Dataset items:
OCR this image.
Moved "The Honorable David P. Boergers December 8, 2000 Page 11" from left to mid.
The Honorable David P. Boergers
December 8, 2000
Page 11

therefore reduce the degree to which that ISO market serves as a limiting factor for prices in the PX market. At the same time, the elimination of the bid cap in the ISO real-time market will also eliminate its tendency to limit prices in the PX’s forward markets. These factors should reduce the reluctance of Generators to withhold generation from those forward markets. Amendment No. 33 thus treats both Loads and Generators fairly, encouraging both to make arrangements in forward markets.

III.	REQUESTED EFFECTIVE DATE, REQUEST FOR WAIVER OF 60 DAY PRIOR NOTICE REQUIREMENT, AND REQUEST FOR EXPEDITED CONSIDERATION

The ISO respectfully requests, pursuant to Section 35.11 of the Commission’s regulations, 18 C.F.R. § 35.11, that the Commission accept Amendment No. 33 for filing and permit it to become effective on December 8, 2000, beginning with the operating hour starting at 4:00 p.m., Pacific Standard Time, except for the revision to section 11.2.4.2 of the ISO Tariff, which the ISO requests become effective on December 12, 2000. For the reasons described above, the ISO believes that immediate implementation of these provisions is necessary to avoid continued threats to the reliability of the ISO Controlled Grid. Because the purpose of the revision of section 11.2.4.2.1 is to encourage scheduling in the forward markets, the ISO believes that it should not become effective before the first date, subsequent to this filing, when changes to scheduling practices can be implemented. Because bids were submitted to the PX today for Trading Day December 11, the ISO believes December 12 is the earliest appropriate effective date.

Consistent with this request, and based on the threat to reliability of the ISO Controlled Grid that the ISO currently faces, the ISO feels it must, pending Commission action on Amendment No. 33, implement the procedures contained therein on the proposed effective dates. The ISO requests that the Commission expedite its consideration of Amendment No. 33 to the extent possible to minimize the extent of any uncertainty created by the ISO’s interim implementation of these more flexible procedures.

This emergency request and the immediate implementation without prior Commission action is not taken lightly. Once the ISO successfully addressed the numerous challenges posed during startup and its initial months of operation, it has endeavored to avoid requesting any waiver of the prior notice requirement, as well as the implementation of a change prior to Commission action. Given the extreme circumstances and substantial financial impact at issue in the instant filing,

# Work to complete
Would you restate each of the entries word for word?

# Full response
OCR this image.
Moved "The Honorable David P. Boergers December 8, 2000 Page 11" from left to mid.
The Honorable David P. Boergers
December 8, 2000
Page 11

therefore reduce the degree to which that ISO market serves as a limiting factor for prices in the PX market. At the same time, the elimination of the bid cap in the ISO real-time market will also eliminate its tendency to limit prices in the PX’s forward markets. These factors should reduce the reluctance of Generators to withhold generation from those forward markets. Amendment No. 33 thus treats both Loads and Generators fairly, encouraging both to make arrangements in forward markets.

III.	REQUESTED EFFECTIVE DATE, REQUEST FOR WAIVER OF 60 DAY PRIOR NOTICE REQUIREMENT, AND REQUEST FOR EXPEDITED CONSIDERATION

The ISO respectfully requests, pursuant to Section 35.11 of the Commission’s regulations, 18 C.F.R. § 35.11, that the Commission accept Amendment No. 33 for filing and permit it to become effective on December 8, 2000, beginning with the operating hour starting at 4:00 p.m., Pacific Standard Time, except for the revision to section 11.2.4.2 of the ISO Tariff, which the ISO requests become effective on December 12, 2000. For the reasons described above, the ISO believes that immediate implementation of these provisions is necessary to avoid continued threats to the reliability of the ISO Controlled Grid. Because the purpose of the revision of section 11.2.4.2.1 is to encourage scheduling in the forward markets, the ISO believes that it should not become effective before the first date, subsequent to this filing, when changes to scheduling practices can be implemented. Because bids were submitted to the PX today for Trading Day December 11, the ISO believes December 12 is the earliest appropriate effective date.

Consistent with this request, and based on the threat to reliability of the ISO Controlled Grid that the ISO currently faces, the ISO feels it must, pending Commission action on Amendment No. 33, implement the procedures contained therein on the proposed effective dates. The ISO requests that the Commission expedite its consideration of Amendment No. 33 to the extent possible to minimize the extent of any uncertainty created by the ISO’s interim implementation of these more flexible procedures.

This emergency request and the immediate implementation without prior Commission action is not taken lightly. Once the ISO successfully addressed the numerous challenges posed during startup and its initial months of operation, it has endeavored to avoid requesting any waiver of the prior notice requirement, as well as the implementation of a change prior to Commission action. Given the extreme circumstances and substantial financial impact at issue in the instant filing,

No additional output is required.